Exercise aim => State only the number of lines that contain the string "name".

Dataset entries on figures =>
● ● ● ● ●

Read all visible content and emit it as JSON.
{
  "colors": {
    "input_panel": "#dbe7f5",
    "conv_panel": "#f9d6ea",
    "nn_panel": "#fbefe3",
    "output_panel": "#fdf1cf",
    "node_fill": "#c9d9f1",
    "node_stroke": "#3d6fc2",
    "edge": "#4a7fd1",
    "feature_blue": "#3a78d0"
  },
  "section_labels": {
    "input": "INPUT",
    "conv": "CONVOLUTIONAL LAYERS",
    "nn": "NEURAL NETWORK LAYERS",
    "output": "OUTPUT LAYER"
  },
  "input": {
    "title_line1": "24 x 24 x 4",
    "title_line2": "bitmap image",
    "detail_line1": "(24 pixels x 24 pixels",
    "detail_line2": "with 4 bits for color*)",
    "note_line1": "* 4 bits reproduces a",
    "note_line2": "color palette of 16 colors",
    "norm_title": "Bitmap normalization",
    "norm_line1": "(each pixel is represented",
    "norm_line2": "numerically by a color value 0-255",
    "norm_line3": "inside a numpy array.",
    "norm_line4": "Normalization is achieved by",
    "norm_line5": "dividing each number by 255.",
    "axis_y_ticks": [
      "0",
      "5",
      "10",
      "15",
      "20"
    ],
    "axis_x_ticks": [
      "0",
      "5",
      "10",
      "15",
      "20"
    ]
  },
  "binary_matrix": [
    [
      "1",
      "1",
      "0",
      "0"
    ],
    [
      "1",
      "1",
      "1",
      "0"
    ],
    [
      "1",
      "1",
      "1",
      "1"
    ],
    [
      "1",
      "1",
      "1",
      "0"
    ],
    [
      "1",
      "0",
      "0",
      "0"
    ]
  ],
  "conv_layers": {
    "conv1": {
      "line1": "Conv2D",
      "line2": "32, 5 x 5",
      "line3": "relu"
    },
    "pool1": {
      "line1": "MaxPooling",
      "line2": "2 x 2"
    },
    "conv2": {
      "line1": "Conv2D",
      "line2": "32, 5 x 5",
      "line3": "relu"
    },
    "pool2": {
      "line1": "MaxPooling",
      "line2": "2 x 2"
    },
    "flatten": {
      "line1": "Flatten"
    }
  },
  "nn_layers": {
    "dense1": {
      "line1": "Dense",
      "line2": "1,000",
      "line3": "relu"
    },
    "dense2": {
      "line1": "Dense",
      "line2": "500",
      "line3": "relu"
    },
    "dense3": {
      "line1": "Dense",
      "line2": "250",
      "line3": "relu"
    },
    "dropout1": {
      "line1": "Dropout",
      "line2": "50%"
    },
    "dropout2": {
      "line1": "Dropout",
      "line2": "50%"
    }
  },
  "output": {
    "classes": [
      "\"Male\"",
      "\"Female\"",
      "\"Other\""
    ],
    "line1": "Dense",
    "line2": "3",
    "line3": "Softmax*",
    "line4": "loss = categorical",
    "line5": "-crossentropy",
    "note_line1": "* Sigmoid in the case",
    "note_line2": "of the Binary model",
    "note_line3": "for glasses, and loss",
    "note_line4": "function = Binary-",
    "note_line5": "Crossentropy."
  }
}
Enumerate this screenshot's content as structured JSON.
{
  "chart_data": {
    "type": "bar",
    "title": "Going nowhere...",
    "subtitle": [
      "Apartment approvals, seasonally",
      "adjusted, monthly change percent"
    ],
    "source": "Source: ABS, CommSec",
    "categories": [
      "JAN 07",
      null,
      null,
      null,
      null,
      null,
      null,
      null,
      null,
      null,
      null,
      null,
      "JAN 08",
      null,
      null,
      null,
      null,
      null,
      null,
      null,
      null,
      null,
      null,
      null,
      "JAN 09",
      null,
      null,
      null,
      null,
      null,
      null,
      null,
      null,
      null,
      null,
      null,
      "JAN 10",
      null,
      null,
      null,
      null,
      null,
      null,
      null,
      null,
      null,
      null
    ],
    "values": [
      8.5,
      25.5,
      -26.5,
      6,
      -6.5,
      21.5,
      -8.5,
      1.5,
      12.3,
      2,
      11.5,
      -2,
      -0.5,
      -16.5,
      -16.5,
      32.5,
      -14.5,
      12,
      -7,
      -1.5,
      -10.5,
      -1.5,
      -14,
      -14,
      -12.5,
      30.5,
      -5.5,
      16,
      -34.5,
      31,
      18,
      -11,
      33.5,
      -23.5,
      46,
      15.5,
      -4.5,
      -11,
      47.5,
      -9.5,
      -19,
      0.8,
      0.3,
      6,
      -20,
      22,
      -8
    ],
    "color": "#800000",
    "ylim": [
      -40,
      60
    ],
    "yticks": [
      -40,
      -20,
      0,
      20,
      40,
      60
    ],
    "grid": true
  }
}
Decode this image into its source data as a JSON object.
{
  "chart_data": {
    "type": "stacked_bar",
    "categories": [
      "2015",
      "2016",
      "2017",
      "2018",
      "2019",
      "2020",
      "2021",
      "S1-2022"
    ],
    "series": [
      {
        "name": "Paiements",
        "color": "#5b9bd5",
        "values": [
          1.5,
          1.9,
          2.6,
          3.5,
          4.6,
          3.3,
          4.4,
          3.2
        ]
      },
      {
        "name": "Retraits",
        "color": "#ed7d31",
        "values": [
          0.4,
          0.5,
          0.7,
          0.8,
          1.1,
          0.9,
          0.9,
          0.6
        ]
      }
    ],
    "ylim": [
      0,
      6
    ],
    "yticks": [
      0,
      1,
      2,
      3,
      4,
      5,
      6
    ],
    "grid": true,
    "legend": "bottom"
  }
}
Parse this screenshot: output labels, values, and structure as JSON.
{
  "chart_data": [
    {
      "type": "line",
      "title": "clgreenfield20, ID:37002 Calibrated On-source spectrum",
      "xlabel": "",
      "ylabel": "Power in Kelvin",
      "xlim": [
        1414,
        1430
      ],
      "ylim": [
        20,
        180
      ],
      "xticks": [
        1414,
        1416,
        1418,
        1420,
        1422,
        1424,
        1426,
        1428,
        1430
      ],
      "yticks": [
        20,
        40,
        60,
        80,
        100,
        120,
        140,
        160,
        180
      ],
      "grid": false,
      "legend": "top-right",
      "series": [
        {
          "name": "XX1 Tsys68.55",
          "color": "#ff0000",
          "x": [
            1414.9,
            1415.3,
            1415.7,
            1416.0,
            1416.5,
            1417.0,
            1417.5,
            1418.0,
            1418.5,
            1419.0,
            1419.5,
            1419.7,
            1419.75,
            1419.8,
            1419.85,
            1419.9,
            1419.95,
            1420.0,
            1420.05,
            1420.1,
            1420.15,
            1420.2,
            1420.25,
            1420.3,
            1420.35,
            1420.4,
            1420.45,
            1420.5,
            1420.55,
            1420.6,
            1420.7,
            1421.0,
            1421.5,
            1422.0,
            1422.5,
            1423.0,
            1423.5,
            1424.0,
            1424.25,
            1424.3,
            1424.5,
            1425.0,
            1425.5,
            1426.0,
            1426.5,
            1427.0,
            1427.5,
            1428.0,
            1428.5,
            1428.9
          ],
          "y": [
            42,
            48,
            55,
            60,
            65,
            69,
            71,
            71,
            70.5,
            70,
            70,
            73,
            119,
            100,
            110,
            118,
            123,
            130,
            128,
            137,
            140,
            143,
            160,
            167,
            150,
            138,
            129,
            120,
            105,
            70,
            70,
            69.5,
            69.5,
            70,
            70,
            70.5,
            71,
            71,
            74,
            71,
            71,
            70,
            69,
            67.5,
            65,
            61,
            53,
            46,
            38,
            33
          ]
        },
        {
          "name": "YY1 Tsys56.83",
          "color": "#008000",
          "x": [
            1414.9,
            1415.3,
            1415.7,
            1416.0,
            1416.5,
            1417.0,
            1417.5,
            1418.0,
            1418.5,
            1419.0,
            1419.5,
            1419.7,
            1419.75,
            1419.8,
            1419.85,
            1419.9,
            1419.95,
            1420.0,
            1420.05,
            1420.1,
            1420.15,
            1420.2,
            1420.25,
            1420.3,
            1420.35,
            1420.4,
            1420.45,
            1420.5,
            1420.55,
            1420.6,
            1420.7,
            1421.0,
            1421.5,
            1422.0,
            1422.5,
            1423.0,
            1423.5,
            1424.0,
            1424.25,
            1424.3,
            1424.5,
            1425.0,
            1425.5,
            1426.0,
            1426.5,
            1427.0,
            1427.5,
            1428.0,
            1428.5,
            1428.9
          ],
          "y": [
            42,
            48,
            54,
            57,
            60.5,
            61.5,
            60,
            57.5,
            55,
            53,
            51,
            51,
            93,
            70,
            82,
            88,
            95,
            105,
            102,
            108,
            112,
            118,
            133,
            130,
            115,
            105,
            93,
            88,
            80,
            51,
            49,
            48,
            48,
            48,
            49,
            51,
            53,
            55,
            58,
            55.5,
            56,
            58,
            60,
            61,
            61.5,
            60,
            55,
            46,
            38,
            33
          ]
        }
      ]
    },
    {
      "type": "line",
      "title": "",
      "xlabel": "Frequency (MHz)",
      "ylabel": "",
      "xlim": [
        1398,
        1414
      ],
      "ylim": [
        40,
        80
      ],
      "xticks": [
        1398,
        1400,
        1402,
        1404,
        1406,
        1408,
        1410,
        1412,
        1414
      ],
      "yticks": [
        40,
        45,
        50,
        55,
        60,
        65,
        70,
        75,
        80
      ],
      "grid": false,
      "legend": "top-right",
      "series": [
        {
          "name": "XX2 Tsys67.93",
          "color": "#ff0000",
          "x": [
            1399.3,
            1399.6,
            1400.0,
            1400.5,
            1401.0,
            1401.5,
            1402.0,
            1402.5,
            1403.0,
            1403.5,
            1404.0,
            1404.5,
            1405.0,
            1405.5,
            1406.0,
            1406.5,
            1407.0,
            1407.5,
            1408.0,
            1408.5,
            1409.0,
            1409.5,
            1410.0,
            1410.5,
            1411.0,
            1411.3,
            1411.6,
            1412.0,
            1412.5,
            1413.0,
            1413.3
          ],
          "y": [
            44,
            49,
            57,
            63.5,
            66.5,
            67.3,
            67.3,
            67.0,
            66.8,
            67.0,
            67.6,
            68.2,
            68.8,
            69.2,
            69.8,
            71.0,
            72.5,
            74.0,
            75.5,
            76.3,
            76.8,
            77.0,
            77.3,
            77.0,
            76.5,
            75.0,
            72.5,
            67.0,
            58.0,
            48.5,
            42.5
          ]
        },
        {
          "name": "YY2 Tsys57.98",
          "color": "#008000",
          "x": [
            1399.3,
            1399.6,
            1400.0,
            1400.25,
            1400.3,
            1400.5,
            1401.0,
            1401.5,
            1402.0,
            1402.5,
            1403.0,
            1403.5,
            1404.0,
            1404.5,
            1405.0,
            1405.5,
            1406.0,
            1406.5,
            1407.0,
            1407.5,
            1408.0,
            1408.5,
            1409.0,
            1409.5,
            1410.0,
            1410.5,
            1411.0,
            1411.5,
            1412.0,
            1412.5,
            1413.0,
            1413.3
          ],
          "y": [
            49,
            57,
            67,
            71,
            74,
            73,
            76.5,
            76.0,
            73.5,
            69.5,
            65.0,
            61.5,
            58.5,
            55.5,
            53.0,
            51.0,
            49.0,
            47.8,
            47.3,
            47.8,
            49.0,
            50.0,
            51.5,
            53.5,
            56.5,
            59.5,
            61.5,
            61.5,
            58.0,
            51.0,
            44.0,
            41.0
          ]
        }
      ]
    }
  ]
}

● ● ● ● ●

Reply to the exercise => 6